## Requirements:
The entries below need to be written out exactly, with no pictures included.

(Dataset items)
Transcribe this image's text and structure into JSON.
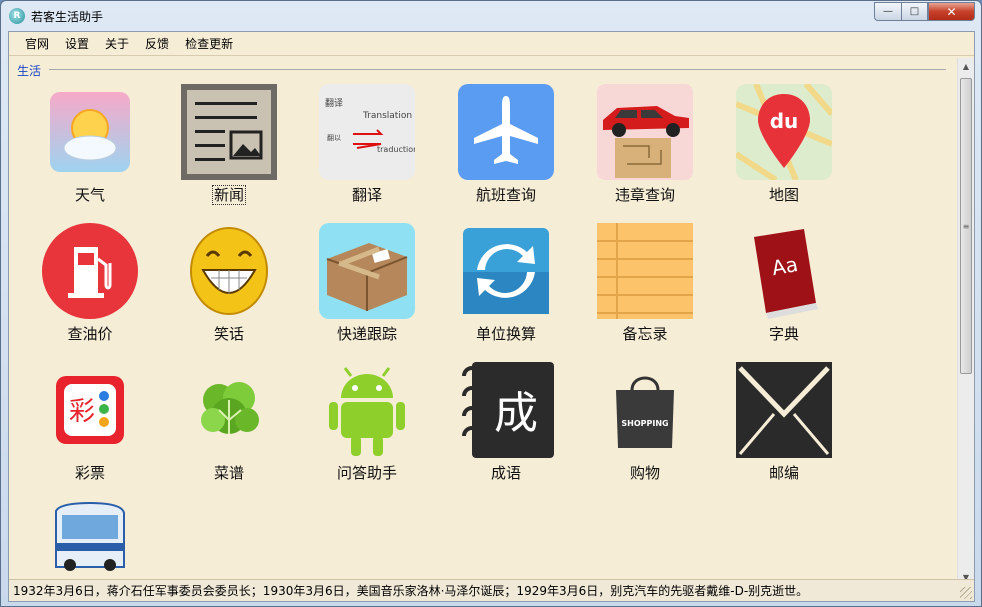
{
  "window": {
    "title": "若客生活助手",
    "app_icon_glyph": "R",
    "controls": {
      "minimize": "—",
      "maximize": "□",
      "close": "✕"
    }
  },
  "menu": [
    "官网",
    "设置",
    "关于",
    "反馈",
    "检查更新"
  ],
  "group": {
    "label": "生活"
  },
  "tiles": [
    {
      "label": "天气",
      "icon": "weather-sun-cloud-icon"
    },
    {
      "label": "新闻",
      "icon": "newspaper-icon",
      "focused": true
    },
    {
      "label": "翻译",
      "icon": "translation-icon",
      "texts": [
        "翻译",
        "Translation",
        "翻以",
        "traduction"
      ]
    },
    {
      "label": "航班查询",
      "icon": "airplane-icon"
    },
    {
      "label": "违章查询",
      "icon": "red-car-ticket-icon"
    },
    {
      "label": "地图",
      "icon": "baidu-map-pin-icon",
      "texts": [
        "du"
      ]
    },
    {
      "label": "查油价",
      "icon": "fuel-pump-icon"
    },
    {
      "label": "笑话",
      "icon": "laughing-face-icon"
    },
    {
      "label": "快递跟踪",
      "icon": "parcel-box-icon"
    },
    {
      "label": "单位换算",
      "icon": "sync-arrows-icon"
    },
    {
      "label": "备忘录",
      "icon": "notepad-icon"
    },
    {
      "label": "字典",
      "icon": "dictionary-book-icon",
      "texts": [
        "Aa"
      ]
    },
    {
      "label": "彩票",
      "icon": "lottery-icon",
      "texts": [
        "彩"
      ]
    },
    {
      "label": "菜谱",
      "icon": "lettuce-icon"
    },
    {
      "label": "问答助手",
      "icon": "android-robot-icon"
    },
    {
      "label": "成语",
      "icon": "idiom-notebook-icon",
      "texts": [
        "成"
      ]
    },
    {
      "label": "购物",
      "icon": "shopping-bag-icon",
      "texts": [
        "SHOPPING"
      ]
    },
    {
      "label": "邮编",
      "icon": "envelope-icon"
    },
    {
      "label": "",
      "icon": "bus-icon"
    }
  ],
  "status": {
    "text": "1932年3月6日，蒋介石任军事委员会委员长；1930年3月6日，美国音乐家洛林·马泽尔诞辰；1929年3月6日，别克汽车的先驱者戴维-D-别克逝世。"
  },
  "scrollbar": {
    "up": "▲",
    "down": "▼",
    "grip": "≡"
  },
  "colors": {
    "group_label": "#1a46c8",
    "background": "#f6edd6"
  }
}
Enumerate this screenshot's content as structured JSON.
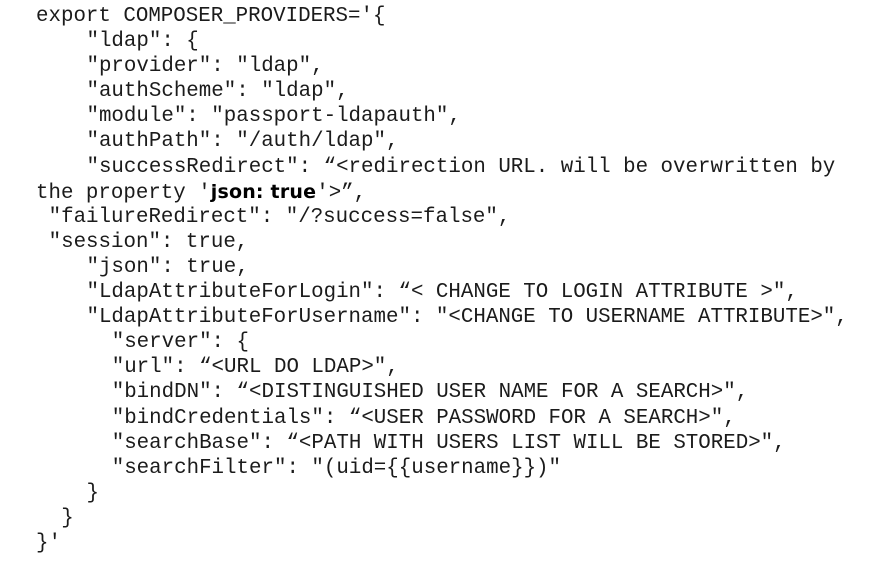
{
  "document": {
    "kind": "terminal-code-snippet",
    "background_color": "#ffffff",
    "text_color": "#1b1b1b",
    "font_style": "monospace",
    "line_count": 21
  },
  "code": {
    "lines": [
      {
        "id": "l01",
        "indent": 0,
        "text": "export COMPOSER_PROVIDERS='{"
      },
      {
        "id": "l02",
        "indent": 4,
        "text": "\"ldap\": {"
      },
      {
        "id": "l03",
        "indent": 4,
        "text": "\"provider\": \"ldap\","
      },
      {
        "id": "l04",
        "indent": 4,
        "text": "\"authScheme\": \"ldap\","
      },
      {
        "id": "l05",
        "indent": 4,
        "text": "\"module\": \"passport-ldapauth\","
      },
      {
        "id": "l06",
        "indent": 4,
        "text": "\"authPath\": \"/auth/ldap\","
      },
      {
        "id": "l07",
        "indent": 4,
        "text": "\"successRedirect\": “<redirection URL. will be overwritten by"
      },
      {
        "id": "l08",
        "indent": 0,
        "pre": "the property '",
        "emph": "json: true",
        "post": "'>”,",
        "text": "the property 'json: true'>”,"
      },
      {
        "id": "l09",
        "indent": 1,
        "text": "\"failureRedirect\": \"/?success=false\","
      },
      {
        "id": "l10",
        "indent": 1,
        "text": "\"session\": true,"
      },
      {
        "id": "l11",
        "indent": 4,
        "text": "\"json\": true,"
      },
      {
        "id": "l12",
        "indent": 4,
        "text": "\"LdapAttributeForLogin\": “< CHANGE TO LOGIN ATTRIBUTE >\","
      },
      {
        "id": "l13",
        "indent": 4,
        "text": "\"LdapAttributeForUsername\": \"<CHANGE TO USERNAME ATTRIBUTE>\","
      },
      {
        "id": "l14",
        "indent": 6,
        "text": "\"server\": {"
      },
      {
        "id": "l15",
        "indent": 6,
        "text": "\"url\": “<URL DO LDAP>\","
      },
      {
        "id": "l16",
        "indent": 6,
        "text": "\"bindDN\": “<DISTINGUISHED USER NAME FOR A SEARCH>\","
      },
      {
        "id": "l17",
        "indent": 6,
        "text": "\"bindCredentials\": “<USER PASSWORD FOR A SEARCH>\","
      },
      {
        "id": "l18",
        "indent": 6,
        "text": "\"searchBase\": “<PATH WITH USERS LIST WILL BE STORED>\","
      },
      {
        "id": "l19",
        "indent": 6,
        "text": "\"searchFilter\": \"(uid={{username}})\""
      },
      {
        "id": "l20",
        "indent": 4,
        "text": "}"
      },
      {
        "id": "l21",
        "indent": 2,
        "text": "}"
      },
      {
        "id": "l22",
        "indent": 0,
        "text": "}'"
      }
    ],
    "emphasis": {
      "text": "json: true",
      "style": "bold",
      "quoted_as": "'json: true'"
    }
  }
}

## Finished task:
Transcribe this image's text and structure into JSON.
{
  "window": {
    "title": "若客生活助手",
    "app_icon_glyph": "R",
    "controls": {
      "minimize": "—",
      "maximize": "□",
      "close": "✕"
    }
  },
  "menu": [
    "官网",
    "设置",
    "关于",
    "反馈",
    "检查更新"
  ],
  "group": {
    "label": "生活"
  },
  "tiles": [
    {
      "label": "天气",
      "icon": "weather-sun-cloud-icon"
    },
    {
      "label": "新闻",
      "icon": "newspaper-icon",
      "focused": true
    },
    {
      "label": "翻译",
      "icon": "translation-icon",
      "texts": [
        "翻译",
        "Translation",
        "翻以",
        "traduction"
      ]
    },
    {
      "label": "航班查询",
      "icon": "airplane-icon"
    },
    {
      "label": "违章查询",
      "icon": "red-car-ticket-icon"
    },
    {
      "label": "地图",
      "icon": "baidu-map-pin-icon",
      "texts": [
        "du"
      ]
    },
    {
      "label": "查油价",
      "icon": "fuel-pump-icon"
    },
    {
      "label": "笑话",
      "icon": "laughing-face-icon"
    },
    {
      "label": "快递跟踪",
      "icon": "parcel-box-icon"
    },
    {
      "label": "单位换算",
      "icon": "sync-arrows-icon"
    },
    {
      "label": "备忘录",
      "icon": "notepad-icon"
    },
    {
      "label": "字典",
      "icon": "dictionary-book-icon",
      "texts": [
        "Aa"
      ]
    },
    {
      "label": "彩票",
      "icon": "lottery-icon",
      "texts": [
        "彩"
      ]
    },
    {
      "label": "菜谱",
      "icon": "lettuce-icon"
    },
    {
      "label": "问答助手",
      "icon": "android-robot-icon"
    },
    {
      "label": "成语",
      "icon": "idiom-notebook-icon",
      "texts": [
        "成"
      ]
    },
    {
      "label": "购物",
      "icon": "shopping-bag-icon",
      "texts": [
        "SHOPPING"
      ]
    },
    {
      "label": "邮编",
      "icon": "envelope-icon"
    },
    {
      "label": "",
      "icon": "bus-icon"
    }
  ],
  "status": {
    "text": "1932年3月6日，蒋介石任军事委员会委员长；1930年3月6日，美国音乐家洛林·马泽尔诞辰；1929年3月6日，别克汽车的先驱者戴维-D-别克逝世。"
  },
  "scrollbar": {
    "up": "▲",
    "down": "▼",
    "grip": "≡"
  },
  "colors": {
    "group_label": "#1a46c8",
    "background": "#f6edd6"
  }
}
Enumerate this screenshot's content as structured JSON.
{
  "document": {
    "kind": "terminal-code-snippet",
    "background_color": "#ffffff",
    "text_color": "#1b1b1b",
    "font_style": "monospace",
    "line_count": 21
  },
  "code": {
    "lines": [
      {
        "id": "l01",
        "indent": 0,
        "text": "export COMPOSER_PROVIDERS='{"
      },
      {
        "id": "l02",
        "indent": 4,
        "text": "\"ldap\": {"
      },
      {
        "id": "l03",
        "indent": 4,
        "text": "\"provider\": \"ldap\","
      },
      {
        "id": "l04",
        "indent": 4,
        "text": "\"authScheme\": \"ldap\","
      },
      {
        "id": "l05",
        "indent": 4,
        "text": "\"module\": \"passport-ldapauth\","
      },
      {
        "id": "l06",
        "indent": 4,
        "text": "\"authPath\": \"/auth/ldap\","
      },
      {
        "id": "l07",
        "indent": 4,
        "text": "\"successRedirect\": “<redirection URL. will be overwritten by"
      },
      {
        "id": "l08",
        "indent": 0,
        "pre": "the property '",
        "emph": "json: true",
        "post": "'>”,",
        "text": "the property 'json: true'>”,"
      },
      {
        "id": "l09",
        "indent": 1,
        "text": "\"failureRedirect\": \"/?success=false\","
      },
      {
        "id": "l10",
        "indent": 1,
        "text": "\"session\": true,"
      },
      {
        "id": "l11",
        "indent": 4,
        "text": "\"json\": true,"
      },
      {
        "id": "l12",
        "indent": 4,
        "text": "\"LdapAttributeForLogin\": “< CHANGE TO LOGIN ATTRIBUTE >\","
      },
      {
        "id": "l13",
        "indent": 4,
        "text": "\"LdapAttributeForUsername\": \"<CHANGE TO USERNAME ATTRIBUTE>\","
      },
      {
        "id": "l14",
        "indent": 6,
        "text": "\"server\": {"
      },
      {
        "id": "l15",
        "indent": 6,
        "text": "\"url\": “<URL DO LDAP>\","
      },
      {
        "id": "l16",
        "indent": 6,
        "text": "\"bindDN\": “<DISTINGUISHED USER NAME FOR A SEARCH>\","
      },
      {
        "id": "l17",
        "indent": 6,
        "text": "\"bindCredentials\": “<USER PASSWORD FOR A SEARCH>\","
      },
      {
        "id": "l18",
        "indent": 6,
        "text": "\"searchBase\": “<PATH WITH USERS LIST WILL BE STORED>\","
      },
      {
        "id": "l19",
        "indent": 6,
        "text": "\"searchFilter\": \"(uid={{username}})\""
      },
      {
        "id": "l20",
        "indent": 4,
        "text": "}"
      },
      {
        "id": "l21",
        "indent": 2,
        "text": "}"
      },
      {
        "id": "l22",
        "indent": 0,
        "text": "}'"
      }
    ],
    "emphasis": {
      "text": "json: true",
      "style": "bold",
      "quoted_as": "'json: true'"
    }
  }
}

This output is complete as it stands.